::: Extracted information :::

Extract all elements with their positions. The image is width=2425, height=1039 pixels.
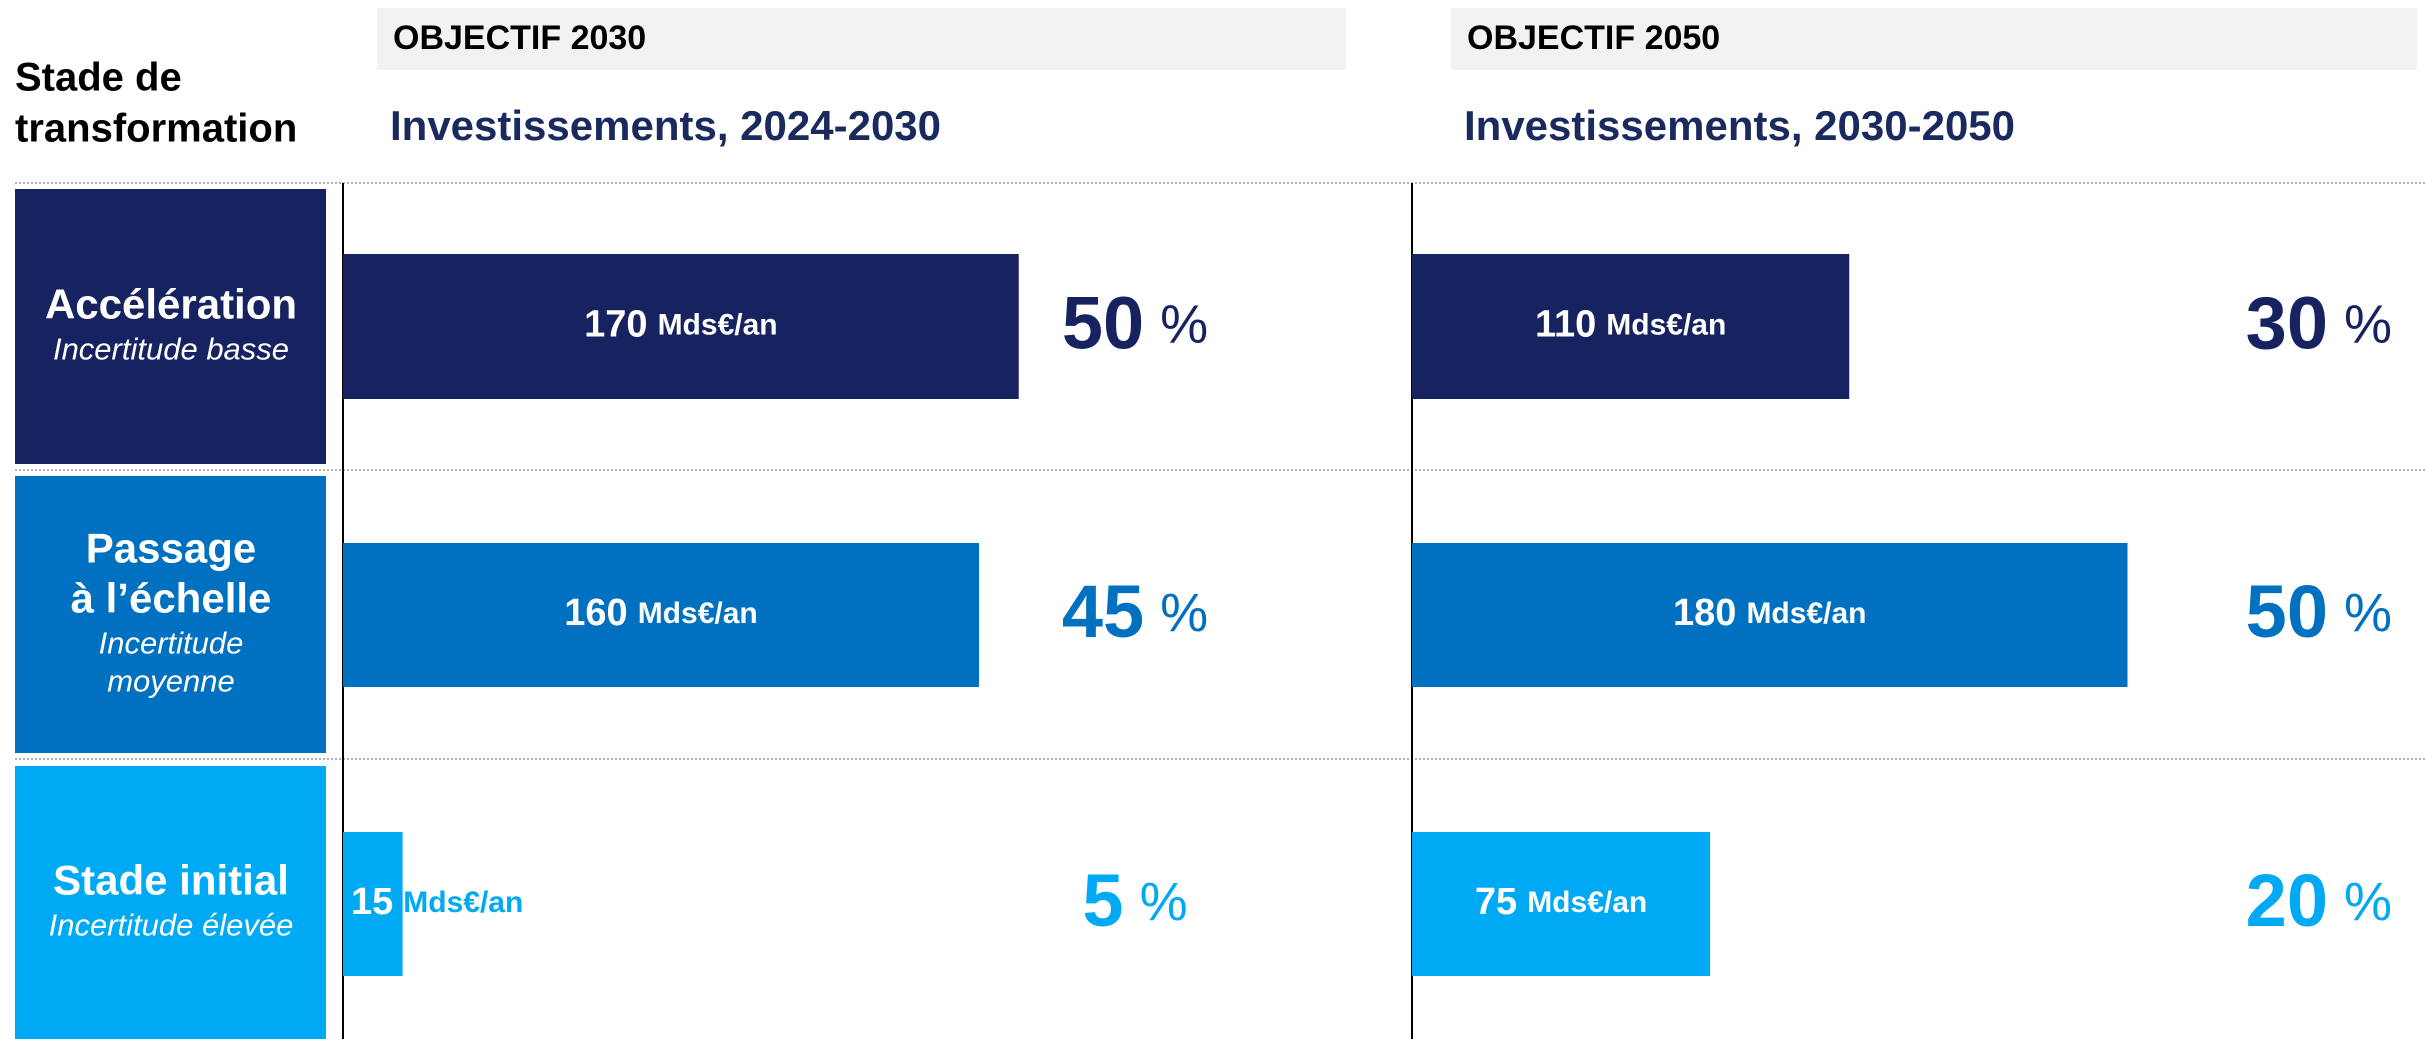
share-value: 30 bbox=[2246, 281, 2328, 364]
share-unit: % bbox=[2344, 583, 2392, 643]
bar-label: 75 Mds€/an bbox=[1475, 881, 1647, 923]
objective-label: OBJECTIF 2050 bbox=[1467, 19, 1720, 57]
panel-title: Investissements, 2024-2030 bbox=[390, 102, 941, 149]
bar-value: 15 bbox=[351, 881, 393, 923]
stage-box bbox=[15, 476, 326, 753]
stage-uncertainty: Incertitude basse bbox=[53, 332, 289, 367]
share-label: 50% bbox=[1062, 281, 1208, 364]
bar-value: 75 bbox=[1475, 881, 1517, 923]
stage-box bbox=[15, 189, 326, 464]
share-label: 30% bbox=[2246, 281, 2392, 364]
stage-header: transformation bbox=[15, 107, 297, 151]
bar-label: 170 Mds€/an bbox=[584, 304, 777, 346]
bar-value: 160 bbox=[564, 592, 627, 634]
bar-unit: Mds€/an bbox=[1606, 308, 1726, 341]
stage-name: Passage bbox=[86, 525, 256, 572]
share-label: 20% bbox=[2246, 859, 2392, 942]
bar-unit: Mds€/an bbox=[1527, 886, 1647, 919]
stage-name: à l’échelle bbox=[71, 575, 272, 622]
share-label: 45% bbox=[1062, 570, 1208, 653]
share-unit: % bbox=[1140, 872, 1188, 932]
bar bbox=[343, 832, 403, 976]
bar-value: 110 bbox=[1535, 304, 1596, 346]
bar bbox=[1412, 254, 1850, 399]
share-value: 5 bbox=[1082, 859, 1123, 942]
bar-label: 160 Mds€/an bbox=[564, 592, 757, 634]
bar-value: 180 bbox=[1673, 592, 1736, 634]
bar-unit: Mds€/an bbox=[638, 597, 758, 630]
share-unit: % bbox=[2344, 295, 2392, 355]
bar bbox=[343, 543, 979, 687]
share-unit: % bbox=[1160, 583, 1208, 643]
stage-name: Stade initial bbox=[53, 857, 289, 904]
objective-box bbox=[377, 8, 1346, 70]
share-value: 50 bbox=[2246, 570, 2328, 653]
bar-unit: Mds€/an bbox=[403, 886, 523, 919]
bar-value: 170 bbox=[584, 304, 647, 346]
bar bbox=[1412, 543, 2128, 687]
bar-unit: Mds€/an bbox=[1746, 597, 1866, 630]
share-value: 20 bbox=[2246, 859, 2328, 942]
bar-label: 110 Mds€/an bbox=[1535, 304, 1726, 346]
share-label: 50% bbox=[2246, 570, 2392, 653]
share-unit: % bbox=[1160, 295, 1208, 355]
share-unit: % bbox=[2344, 872, 2392, 932]
share-value: 45 bbox=[1062, 570, 1144, 653]
stage-box bbox=[15, 766, 326, 1039]
bar bbox=[1412, 832, 1711, 976]
stage-uncertainty: Incertitude bbox=[99, 626, 244, 661]
stage-uncertainty: moyenne bbox=[107, 664, 235, 699]
panel-title: Investissements, 2030-2050 bbox=[1464, 102, 2015, 149]
stage-uncertainty: Incertitude élevée bbox=[49, 908, 294, 943]
bar bbox=[343, 254, 1019, 399]
objective-label: OBJECTIF 2030 bbox=[393, 19, 646, 57]
share-label: 5% bbox=[1082, 859, 1187, 942]
bar-label: 15 Mds€/an bbox=[351, 881, 523, 923]
bar-unit: Mds€/an bbox=[658, 308, 778, 341]
stage-header: Stade de bbox=[15, 56, 182, 100]
bar-label: 180 Mds€/an bbox=[1673, 592, 1866, 634]
stage-name: Accélération bbox=[45, 281, 297, 328]
objective-box bbox=[1451, 8, 2417, 70]
share-value: 50 bbox=[1062, 281, 1144, 364]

:::

Put the lines above, from the line with "share-value: 30 bbox=[2246, 281, 2328, 364]" up to and including the line with "bar-value: 180 bbox=[1673, 592, 1736, 634]", into a Markdown table with the columns Row and Line, numbering each row and skipping any blank lines.

| Row | Line |
|---|---|
| 1 | share-value: 30 bbox=[2246, 281, 2328, 364] |
| 2 | share-unit: % bbox=[2344, 583, 2392, 643] |
| 3 | bar-label: 75 Mds€/an bbox=[1475, 881, 1647, 923] |
| 4 | objective-label: OBJECTIF 2050 bbox=[1467, 19, 1720, 57] |
| 5 | panel-title: Investissements, 2024-2030 bbox=[390, 102, 941, 149] |
| 6 | bar-value: 15 bbox=[351, 881, 393, 923] |
| 7 | stage-box bbox=[15, 476, 326, 753] |
| 8 | stage-uncertainty: Incertitude basse bbox=[53, 332, 289, 367] |
| 9 | share-label: 50% bbox=[1062, 281, 1208, 364] |
| 10 | bar-value: 75 bbox=[1475, 881, 1517, 923] |
| 11 | stage-box bbox=[15, 189, 326, 464] |
| 12 | share-label: 30% bbox=[2246, 281, 2392, 364] |
| 13 | stage-header: transformation bbox=[15, 107, 297, 151] |
| 14 | bar-label: 170 Mds€/an bbox=[584, 304, 777, 346] |
| 15 | bar-value: 160 bbox=[564, 592, 627, 634] |
| 16 | bar-unit: Mds€/an bbox=[1606, 308, 1726, 341] |
| 17 | stage-name: Passage bbox=[86, 525, 256, 572] |
| 18 | share-label: 20% bbox=[2246, 859, 2392, 942] |
| 19 | bar-unit: Mds€/an bbox=[1527, 886, 1647, 919] |
| 20 | stage-name: à l’échelle bbox=[71, 575, 272, 622] |
| 21 | share-label: 45% bbox=[1062, 570, 1208, 653] |
| 22 | share-unit: % bbox=[1140, 872, 1188, 932] |
| 23 | bar bbox=[343, 832, 403, 976] |
| 24 | bar-value: 110 bbox=[1535, 304, 1596, 346] |
| 25 | bar bbox=[1412, 254, 1850, 399] |
| 26 | share-value: 5 bbox=[1082, 859, 1123, 942] |
| 27 | bar-label: 160 Mds€/an bbox=[564, 592, 757, 634] |
| 28 | bar-value: 180 bbox=[1673, 592, 1736, 634] |